Every line that includes the word "excluded" is to be listed.

-------- EXTRACTED INFORMATION

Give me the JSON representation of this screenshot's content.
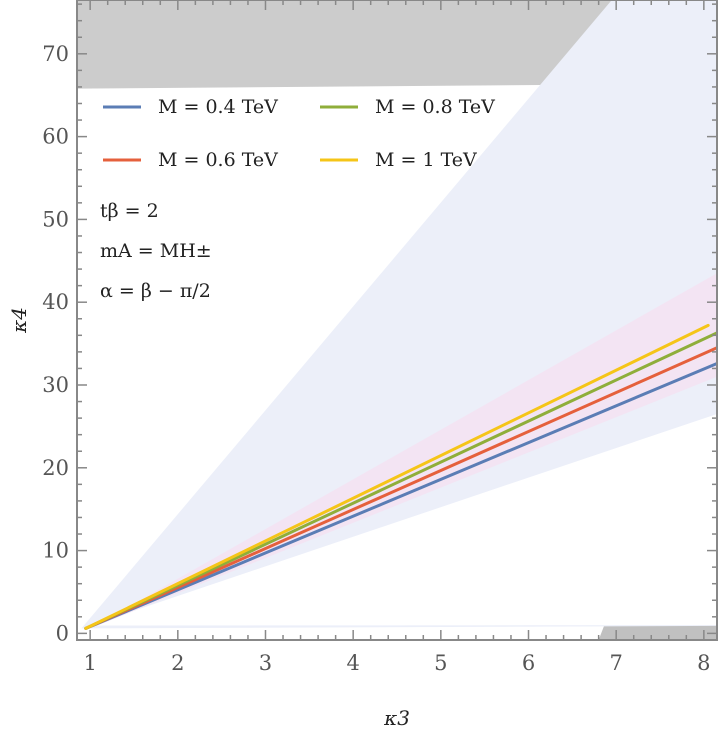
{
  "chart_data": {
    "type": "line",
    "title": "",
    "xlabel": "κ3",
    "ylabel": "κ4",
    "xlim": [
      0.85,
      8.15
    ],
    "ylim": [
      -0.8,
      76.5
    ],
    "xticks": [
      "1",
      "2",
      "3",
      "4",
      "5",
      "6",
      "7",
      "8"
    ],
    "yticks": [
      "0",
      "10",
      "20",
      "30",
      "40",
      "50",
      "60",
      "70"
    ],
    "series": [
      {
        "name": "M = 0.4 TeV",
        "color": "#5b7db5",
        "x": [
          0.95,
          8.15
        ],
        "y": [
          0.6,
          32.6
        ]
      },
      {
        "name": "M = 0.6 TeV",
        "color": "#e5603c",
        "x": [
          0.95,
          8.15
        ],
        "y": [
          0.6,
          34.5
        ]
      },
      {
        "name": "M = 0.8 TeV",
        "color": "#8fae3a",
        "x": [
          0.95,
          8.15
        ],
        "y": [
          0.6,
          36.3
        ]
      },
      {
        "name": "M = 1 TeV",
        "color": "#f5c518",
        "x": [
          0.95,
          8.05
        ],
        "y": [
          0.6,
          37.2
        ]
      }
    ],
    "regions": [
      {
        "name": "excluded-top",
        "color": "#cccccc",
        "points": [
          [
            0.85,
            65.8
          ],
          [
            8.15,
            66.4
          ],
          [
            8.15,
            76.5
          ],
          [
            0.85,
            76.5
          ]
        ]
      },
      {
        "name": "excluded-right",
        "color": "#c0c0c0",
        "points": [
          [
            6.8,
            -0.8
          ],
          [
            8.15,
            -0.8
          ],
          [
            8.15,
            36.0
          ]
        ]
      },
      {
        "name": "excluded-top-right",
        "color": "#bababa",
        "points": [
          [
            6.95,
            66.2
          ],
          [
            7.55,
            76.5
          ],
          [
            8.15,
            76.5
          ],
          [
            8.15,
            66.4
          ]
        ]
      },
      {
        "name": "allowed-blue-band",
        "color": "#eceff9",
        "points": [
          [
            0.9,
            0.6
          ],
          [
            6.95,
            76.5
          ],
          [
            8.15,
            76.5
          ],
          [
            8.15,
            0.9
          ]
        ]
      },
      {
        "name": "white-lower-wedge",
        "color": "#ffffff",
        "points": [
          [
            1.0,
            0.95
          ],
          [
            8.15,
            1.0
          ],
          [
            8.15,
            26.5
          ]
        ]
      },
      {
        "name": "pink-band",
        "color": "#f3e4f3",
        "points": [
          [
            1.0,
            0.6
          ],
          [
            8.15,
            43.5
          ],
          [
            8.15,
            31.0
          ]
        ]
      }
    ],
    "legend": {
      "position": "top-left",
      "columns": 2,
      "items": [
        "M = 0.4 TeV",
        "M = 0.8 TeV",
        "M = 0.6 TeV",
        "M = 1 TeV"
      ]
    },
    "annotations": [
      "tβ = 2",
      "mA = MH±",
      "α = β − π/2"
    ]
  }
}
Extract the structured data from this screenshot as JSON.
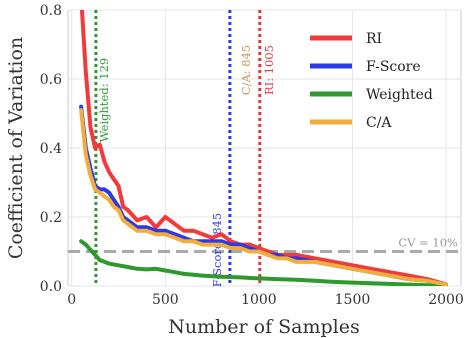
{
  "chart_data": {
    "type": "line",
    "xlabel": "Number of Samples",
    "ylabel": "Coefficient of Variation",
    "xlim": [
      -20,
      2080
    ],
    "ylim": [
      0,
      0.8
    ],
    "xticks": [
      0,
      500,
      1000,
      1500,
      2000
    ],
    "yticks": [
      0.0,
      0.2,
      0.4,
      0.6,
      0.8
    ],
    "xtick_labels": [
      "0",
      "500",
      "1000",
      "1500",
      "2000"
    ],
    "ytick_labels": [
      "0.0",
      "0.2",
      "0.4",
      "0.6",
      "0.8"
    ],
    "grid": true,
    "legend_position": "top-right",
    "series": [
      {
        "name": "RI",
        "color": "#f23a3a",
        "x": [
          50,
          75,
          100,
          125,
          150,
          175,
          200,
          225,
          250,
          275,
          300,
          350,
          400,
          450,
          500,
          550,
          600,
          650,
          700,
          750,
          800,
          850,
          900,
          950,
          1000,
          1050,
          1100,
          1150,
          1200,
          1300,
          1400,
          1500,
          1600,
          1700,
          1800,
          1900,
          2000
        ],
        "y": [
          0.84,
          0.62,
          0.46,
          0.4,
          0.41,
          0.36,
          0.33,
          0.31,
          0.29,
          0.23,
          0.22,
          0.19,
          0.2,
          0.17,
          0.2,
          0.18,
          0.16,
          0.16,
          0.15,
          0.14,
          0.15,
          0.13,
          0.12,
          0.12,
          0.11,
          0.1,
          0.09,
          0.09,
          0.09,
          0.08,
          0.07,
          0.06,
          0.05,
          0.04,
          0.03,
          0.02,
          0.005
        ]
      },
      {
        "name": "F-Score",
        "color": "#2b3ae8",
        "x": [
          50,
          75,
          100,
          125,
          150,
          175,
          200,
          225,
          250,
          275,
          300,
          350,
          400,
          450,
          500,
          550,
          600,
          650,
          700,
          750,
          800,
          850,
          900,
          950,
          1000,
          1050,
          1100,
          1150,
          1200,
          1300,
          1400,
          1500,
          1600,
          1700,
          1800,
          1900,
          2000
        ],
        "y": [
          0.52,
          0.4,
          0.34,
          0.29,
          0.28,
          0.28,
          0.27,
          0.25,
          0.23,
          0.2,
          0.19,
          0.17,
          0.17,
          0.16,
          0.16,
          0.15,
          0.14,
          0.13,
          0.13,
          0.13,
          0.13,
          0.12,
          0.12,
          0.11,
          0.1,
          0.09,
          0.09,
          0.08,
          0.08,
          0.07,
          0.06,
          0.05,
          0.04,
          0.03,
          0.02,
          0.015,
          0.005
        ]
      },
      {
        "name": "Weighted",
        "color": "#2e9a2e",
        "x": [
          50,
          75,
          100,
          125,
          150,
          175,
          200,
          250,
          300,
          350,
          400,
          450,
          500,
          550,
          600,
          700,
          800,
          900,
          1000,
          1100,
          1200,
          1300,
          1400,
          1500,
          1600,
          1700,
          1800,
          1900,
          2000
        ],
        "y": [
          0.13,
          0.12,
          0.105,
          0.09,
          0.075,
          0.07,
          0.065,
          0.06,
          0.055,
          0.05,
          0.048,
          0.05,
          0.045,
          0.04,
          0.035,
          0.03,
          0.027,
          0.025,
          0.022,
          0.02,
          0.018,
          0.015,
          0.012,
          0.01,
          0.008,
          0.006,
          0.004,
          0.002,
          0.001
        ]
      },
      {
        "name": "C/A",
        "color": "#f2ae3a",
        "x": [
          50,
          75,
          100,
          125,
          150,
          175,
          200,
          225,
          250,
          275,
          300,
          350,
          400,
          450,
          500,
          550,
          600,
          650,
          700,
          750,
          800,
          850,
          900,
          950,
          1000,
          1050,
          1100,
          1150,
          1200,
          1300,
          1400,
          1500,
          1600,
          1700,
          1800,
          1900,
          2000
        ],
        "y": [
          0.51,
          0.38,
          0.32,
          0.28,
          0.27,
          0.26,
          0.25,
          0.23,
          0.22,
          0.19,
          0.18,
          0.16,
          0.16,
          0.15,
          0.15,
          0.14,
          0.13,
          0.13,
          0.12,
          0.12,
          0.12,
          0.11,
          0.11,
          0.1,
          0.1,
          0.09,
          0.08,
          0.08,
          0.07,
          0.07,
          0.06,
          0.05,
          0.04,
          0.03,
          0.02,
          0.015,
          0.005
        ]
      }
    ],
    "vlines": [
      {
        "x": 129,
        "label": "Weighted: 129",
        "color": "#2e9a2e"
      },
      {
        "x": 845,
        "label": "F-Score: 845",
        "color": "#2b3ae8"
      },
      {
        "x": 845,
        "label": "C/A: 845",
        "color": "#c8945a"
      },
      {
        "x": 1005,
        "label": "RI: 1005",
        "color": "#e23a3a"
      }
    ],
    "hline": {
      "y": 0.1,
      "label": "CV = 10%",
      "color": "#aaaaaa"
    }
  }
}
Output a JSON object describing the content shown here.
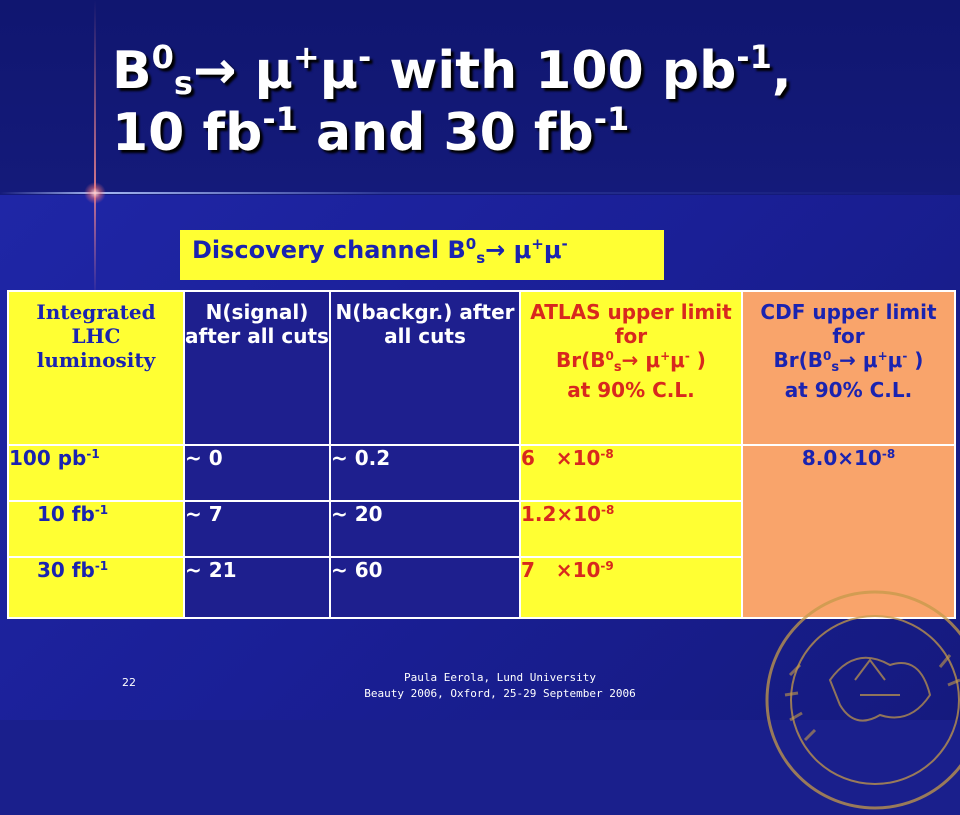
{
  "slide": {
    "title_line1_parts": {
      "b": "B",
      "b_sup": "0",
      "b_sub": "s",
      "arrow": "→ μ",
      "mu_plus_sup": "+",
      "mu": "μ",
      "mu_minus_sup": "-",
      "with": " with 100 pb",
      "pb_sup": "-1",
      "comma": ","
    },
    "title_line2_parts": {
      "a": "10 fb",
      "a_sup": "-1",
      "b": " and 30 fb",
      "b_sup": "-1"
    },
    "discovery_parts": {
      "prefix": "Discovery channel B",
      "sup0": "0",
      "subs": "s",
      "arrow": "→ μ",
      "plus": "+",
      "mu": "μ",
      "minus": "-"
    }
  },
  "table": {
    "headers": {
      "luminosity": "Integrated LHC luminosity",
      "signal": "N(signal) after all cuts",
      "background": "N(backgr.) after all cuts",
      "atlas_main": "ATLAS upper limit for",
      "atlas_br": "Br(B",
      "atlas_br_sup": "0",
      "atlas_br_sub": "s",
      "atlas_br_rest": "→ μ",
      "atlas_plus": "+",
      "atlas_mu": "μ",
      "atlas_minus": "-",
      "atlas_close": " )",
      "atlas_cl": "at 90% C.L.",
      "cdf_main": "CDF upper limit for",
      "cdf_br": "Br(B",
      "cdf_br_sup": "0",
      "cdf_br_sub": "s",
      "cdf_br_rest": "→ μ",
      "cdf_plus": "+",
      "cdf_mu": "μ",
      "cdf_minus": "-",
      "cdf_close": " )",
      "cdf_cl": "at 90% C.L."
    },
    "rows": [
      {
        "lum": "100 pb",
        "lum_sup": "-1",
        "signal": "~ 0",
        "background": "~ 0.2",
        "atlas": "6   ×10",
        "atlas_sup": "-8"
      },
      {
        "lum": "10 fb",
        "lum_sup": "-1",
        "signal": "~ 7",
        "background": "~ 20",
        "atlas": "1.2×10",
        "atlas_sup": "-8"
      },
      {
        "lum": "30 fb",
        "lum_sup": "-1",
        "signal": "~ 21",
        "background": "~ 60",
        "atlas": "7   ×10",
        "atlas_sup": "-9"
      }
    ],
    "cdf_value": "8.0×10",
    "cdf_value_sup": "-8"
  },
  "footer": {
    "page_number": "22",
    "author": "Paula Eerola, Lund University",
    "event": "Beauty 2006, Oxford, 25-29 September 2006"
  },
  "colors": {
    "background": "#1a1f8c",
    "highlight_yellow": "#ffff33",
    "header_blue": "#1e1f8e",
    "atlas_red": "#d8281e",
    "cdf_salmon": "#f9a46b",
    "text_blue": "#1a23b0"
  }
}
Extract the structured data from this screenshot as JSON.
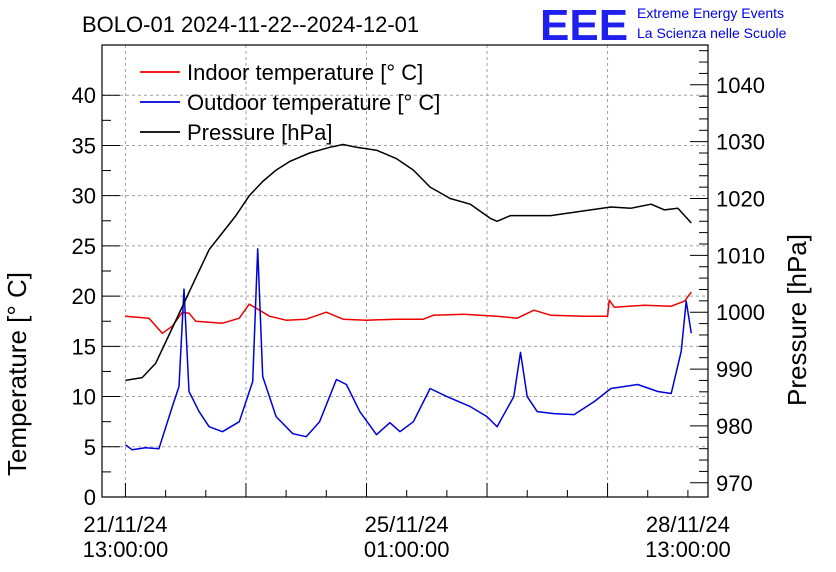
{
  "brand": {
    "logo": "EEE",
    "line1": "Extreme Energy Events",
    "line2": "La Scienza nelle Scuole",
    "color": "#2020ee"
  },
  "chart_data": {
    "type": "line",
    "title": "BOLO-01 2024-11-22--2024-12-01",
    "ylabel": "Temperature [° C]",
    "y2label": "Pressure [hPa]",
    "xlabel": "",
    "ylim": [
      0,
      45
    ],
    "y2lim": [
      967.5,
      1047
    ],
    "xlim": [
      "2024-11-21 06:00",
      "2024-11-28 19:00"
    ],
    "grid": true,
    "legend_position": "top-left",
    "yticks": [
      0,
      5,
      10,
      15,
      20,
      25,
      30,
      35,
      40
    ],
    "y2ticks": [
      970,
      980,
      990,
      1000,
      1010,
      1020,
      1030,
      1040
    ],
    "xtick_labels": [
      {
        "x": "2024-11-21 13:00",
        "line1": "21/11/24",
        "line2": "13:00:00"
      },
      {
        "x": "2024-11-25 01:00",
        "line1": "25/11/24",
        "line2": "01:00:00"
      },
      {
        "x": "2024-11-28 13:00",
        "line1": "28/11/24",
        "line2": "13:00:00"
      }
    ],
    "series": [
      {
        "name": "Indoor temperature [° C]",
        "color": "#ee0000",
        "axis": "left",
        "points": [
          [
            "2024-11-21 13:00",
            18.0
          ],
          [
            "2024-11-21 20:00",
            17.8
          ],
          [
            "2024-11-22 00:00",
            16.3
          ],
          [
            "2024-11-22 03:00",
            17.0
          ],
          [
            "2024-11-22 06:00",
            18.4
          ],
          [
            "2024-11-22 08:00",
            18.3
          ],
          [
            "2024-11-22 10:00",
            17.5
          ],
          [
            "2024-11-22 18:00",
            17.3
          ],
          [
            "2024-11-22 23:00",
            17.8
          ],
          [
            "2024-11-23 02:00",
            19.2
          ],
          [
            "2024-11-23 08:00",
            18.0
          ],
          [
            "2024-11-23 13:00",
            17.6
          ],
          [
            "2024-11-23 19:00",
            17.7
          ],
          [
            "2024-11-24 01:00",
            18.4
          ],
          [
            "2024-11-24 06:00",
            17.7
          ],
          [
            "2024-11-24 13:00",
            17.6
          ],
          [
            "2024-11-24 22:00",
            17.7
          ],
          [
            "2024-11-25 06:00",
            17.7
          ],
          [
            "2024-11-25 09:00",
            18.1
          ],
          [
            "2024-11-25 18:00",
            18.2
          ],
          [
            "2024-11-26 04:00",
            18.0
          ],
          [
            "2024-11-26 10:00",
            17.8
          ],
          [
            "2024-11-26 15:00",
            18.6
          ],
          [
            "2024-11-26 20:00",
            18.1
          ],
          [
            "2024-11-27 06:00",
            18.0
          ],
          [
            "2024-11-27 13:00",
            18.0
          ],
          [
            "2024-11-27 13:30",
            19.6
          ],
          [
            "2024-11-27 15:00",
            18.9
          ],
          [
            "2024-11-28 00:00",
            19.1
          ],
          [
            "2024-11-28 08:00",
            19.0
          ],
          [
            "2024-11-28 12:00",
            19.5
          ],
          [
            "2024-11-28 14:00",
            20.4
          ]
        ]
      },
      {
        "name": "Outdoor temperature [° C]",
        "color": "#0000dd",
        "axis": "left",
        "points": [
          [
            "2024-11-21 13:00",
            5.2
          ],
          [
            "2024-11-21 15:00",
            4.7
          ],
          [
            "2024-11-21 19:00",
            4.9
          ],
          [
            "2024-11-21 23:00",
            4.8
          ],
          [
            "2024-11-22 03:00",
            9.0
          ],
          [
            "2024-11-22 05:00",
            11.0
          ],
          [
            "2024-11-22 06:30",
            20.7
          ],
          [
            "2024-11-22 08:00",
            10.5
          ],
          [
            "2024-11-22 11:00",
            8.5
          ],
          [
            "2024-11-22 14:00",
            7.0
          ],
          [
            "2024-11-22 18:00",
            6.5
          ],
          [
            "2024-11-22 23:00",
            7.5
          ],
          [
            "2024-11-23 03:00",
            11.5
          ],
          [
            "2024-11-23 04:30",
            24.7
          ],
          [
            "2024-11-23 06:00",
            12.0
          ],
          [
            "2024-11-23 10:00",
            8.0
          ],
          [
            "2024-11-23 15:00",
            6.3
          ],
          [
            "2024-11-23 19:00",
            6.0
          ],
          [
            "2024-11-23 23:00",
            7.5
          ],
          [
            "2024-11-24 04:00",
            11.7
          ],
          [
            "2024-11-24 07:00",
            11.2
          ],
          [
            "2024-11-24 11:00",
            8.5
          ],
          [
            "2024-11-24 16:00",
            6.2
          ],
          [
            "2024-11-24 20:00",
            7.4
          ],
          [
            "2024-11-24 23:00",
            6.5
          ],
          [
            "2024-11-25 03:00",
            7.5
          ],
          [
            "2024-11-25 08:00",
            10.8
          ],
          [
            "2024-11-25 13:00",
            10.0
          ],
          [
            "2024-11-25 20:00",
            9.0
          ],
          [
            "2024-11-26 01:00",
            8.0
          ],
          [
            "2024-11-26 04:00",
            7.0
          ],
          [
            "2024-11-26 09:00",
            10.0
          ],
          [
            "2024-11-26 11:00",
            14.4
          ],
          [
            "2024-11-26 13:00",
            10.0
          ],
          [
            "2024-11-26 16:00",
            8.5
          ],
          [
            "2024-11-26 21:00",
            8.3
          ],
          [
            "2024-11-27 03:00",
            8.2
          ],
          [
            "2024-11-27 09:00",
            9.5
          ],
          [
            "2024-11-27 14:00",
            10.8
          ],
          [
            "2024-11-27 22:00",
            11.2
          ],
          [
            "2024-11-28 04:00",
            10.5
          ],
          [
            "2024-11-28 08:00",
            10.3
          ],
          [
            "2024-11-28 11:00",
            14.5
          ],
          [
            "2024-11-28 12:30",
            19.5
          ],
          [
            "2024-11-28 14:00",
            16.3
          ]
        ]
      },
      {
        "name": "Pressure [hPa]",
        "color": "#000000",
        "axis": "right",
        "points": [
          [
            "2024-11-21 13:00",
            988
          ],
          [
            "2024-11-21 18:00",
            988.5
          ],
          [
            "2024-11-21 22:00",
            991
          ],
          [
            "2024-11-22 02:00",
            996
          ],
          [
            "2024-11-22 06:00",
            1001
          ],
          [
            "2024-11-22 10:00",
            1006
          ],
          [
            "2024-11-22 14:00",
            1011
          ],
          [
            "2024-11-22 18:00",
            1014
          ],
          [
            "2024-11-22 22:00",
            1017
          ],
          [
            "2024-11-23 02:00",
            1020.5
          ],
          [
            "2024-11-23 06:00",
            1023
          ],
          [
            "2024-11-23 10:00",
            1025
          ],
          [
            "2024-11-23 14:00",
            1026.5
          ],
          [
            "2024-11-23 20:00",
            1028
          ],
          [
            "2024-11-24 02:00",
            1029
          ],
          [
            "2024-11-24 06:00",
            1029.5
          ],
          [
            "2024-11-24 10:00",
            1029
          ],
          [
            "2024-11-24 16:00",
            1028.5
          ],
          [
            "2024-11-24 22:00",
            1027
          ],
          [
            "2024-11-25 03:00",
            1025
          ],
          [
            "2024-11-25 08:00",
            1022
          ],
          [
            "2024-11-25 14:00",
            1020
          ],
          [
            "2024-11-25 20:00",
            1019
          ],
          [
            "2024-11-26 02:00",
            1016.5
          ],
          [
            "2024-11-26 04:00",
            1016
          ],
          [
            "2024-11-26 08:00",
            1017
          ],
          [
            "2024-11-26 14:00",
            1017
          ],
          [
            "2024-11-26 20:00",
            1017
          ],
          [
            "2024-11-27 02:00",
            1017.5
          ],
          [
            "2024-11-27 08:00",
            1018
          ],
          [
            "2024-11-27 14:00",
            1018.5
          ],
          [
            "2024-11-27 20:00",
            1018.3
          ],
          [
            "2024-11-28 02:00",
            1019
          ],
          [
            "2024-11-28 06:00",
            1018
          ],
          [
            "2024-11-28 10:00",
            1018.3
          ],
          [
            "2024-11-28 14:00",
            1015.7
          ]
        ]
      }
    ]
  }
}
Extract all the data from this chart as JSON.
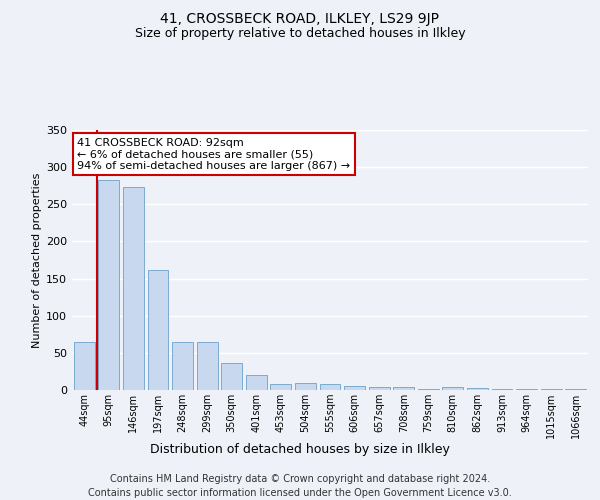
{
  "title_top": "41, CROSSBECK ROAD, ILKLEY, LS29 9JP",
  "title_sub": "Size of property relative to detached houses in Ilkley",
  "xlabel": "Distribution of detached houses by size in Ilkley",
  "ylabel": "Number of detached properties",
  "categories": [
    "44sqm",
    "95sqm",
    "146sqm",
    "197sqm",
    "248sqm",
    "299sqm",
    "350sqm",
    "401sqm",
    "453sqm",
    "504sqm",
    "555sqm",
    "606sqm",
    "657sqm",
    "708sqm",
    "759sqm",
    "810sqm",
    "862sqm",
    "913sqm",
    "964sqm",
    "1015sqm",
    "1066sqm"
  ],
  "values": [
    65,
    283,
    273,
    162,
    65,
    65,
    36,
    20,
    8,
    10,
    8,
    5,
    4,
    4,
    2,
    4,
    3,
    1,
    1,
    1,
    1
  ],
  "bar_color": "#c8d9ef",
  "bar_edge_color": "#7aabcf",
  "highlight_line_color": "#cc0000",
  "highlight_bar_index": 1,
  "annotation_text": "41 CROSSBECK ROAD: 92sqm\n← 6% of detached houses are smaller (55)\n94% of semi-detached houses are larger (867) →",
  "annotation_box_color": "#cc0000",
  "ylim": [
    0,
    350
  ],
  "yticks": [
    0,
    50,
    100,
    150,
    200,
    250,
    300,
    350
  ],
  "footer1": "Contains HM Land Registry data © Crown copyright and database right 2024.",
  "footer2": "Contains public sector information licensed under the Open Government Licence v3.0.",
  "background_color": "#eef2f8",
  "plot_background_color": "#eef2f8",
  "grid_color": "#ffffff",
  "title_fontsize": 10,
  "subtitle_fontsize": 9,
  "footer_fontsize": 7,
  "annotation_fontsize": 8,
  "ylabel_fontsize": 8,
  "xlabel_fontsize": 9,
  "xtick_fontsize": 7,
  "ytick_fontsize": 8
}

----------------

* _WRITTEN REPLY_:
        "name": "excluded-top",
        "name": "excluded-right",
        "name": "excluded-top-right",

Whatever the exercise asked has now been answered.